── RAW DATA

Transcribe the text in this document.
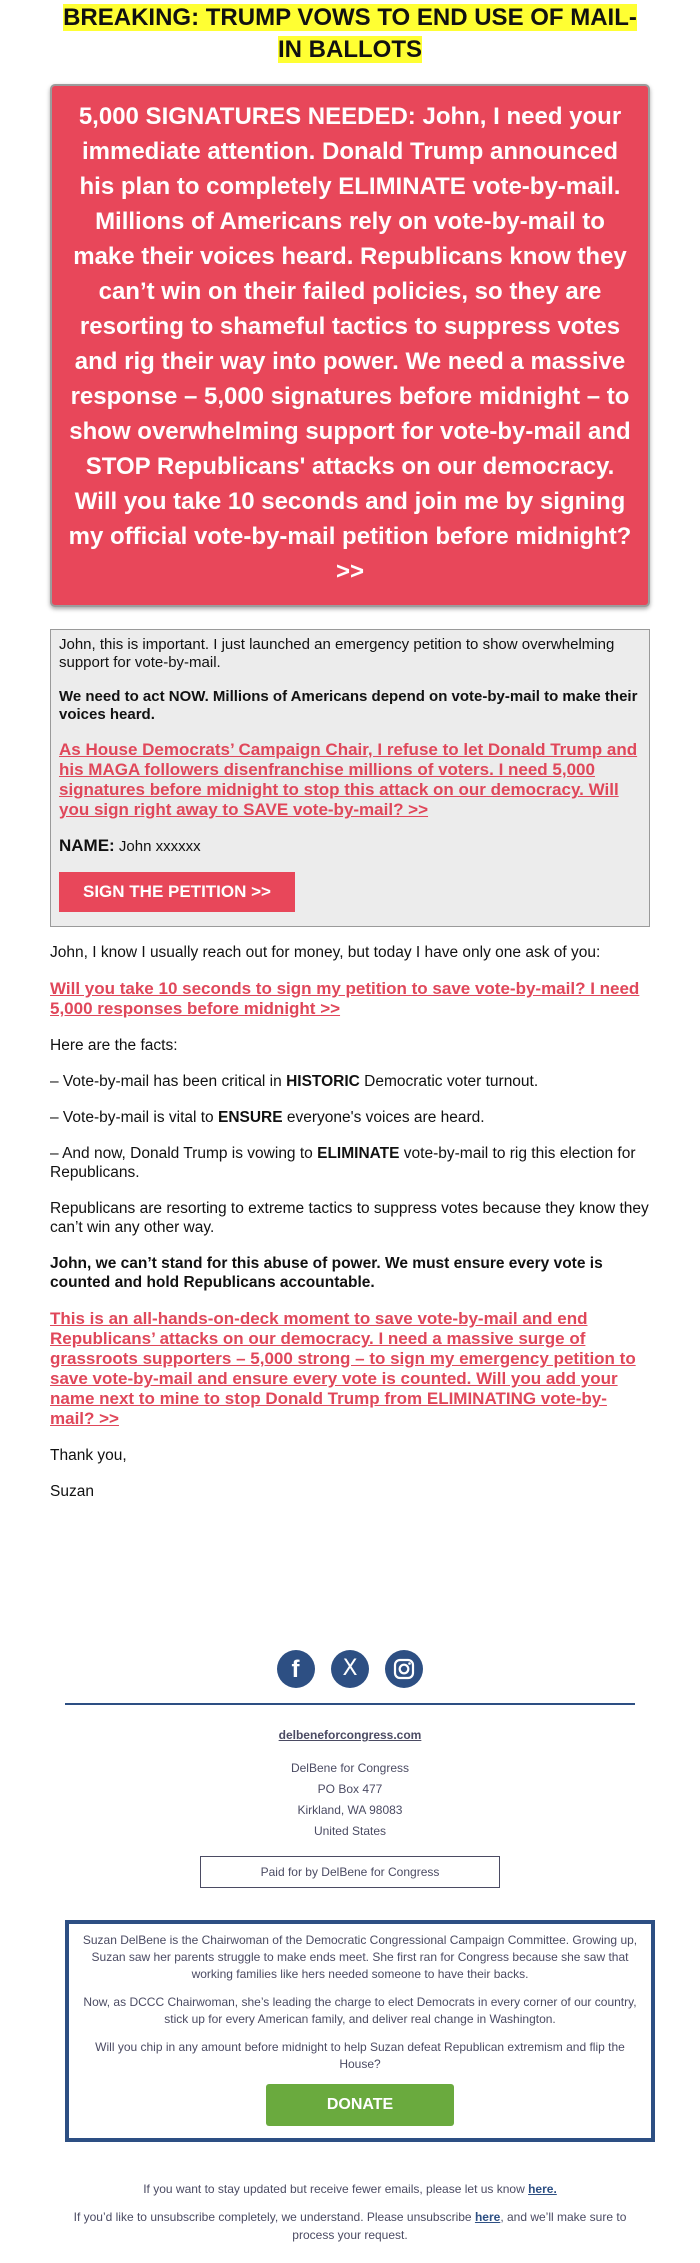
BREAKING: TRUMP VOWS TO END USE OF MAIL-
IN BALLOTS
5,000 SIGNATURES NEEDED: John, I need your immediate attention. Donald Trump announced his plan to completely ELIMINATE vote-by-mail. Millions of Americans rely on vote-by-mail to make their voices heard. Republicans know they can’t win on their failed policies, so they are resorting to shameful tactics to suppress votes and rig their way into power. We need a massive response – 5,000 signatures before midnight – to show overwhelming support for vote-by-mail and STOP Republicans' attacks on our democracy. Will you take 10 seconds and join me by signing my official vote-by-mail petition before midnight? >>

John, this is important. I just launched an emergency petition to show overwhelming support for vote-by-mail.

We need to act NOW. Millions of Americans depend on vote-by-mail to make their voices heard.

As House Democrats’ Campaign Chair, I refuse to let Donald Trump and his MAGA followers disenfranchise millions of voters. I need 5,000 signatures before midnight to stop this attack on our democracy. Will you sign right away to SAVE vote-by-mail? >>

NAME: John xxxxxx
SIGN THE PETITION >>

John, I know I usually reach out for money, but today I have only one ask of you:

Will you take 10 seconds to sign my petition to save vote-by-mail? I need 5,000 responses before midnight >>

Here are the facts:

– Vote-by-mail has been critical in HISTORIC Democratic voter turnout.

– Vote-by-mail is vital to ENSURE everyone's voices are heard.

– And now, Donald Trump is vowing to ELIMINATE vote-by-mail to rig this election for Republicans.

Republicans are resorting to extreme tactics to suppress votes because they know they can’t win any other way.

John, we can’t stand for this abuse of power. We must ensure every vote is counted and hold Republicans accountable.

This is an all-hands-on-deck moment to save vote-by-mail and end Republicans’ attacks on our democracy. I need a massive surge of grassroots supporters – 5,000 strong – to sign my emergency petition to save vote-by-mail and ensure every vote is counted. Will you add your name next to mine to stop Donald Trump from ELIMINATING vote-by-mail? >>

Thank you,

Suzan

f
	X

delbeneforcongress.com
DelBene for Congress
PO Box 477
Kirkland, WA 98083
United States
Paid for by DelBene for Congress

Suzan DelBene is the Chairwoman of the Democratic Congressional Campaign Committee. Growing up, Suzan saw her parents struggle to make ends meet. She first ran for Congress because she saw that working families like hers needed someone to have their backs.

Now, as DCCC Chairwoman, she’s leading the charge to elect Democrats in every corner of our country, stick up for every American family, and deliver real change in Washington.

Will you chip in any amount before midnight to help Suzan defeat Republican extremism and flip the House?

DONATE

If you want to stay updated but receive fewer emails, please let us know here.

If you’d like to unsubscribe completely, we understand. Please unsubscribe here, and we’ll make sure to process your request.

────

● WHAT TO PRODUCE
Locate and copy each line in the data above that includes the word "attacks".

● RESULT OF THE EXERCISE
5,000 SIGNATURES NEEDED: John, I need your immediate attention. Donald Trump announced his plan to completely ELIMINATE vote-by-mail. Millions of Americans rely on vote-by-mail to make their voices heard. Republicans know they can’t win on their failed policies, so they are resorting to shameful tactics to suppress votes and rig their way into power. We need a massive response – 5,000 signatures before midnight – to show overwhelming support for vote-by-mail and STOP Republicans' attacks on our democracy. Will you take 10 seconds and join me by signing my official vote-by-mail petition before midnight? >>
This is an all-hands-on-deck moment to save vote-by-mail and end Republicans’ attacks on our democracy. I need a massive surge of grassroots supporters – 5,000 strong – to sign my emergency petition to save vote-by-mail and ensure every vote is counted. Will you add your name next to mine to stop Donald Trump from ELIMINATING vote-by-mail? >>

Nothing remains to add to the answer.